►

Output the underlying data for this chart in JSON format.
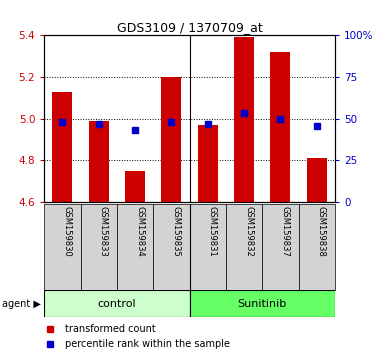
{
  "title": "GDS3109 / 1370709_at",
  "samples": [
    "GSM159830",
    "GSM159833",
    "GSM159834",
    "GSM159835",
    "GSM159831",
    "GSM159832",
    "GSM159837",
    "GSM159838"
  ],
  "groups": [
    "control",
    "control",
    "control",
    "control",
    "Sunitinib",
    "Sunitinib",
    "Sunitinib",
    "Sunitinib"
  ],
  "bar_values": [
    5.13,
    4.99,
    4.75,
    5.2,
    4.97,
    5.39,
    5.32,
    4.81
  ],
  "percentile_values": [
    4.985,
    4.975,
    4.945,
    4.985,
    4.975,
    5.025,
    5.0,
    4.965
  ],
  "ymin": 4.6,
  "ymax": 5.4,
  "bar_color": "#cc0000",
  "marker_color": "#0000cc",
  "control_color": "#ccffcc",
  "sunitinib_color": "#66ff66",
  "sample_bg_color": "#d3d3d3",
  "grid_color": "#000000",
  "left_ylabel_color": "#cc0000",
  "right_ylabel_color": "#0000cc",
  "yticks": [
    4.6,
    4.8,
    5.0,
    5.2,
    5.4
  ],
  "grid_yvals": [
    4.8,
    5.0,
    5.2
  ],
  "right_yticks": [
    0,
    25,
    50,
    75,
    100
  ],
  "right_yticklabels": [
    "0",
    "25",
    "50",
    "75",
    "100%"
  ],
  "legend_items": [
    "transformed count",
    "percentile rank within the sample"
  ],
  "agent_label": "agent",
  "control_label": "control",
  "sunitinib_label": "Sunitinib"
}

◄
►

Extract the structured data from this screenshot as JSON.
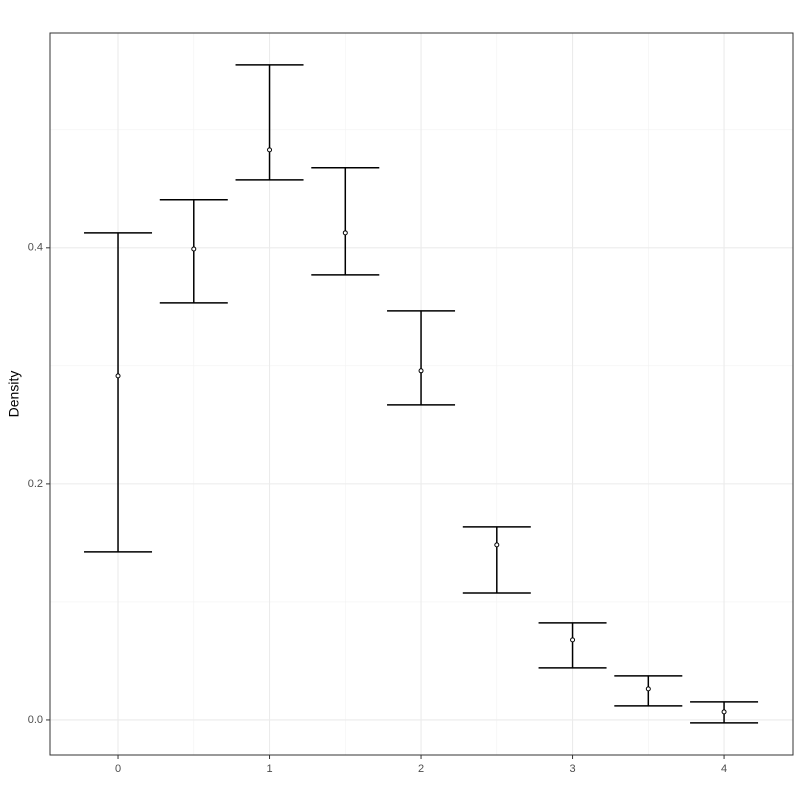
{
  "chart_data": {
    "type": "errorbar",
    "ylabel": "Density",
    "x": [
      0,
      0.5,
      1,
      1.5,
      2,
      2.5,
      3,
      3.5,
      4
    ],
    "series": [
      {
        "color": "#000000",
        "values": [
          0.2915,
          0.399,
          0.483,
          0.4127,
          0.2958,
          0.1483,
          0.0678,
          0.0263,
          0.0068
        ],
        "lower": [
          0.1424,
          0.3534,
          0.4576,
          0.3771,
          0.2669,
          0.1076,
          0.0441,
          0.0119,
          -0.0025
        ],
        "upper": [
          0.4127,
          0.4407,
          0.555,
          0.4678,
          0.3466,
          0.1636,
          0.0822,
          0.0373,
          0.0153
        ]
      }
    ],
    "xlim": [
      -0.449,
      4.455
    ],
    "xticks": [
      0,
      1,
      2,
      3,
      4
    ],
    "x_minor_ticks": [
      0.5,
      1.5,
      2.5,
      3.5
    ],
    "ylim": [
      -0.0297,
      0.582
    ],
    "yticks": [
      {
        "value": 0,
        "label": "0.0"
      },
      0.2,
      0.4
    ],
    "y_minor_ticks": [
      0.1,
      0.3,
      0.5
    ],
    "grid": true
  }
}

◄

■ **Work to complete**
Write out every line from the entries where "this" appears.

■ **The reply**
Output the underlying data for this chart in JSON format.
Extract the structured data from this screenshot as JSON.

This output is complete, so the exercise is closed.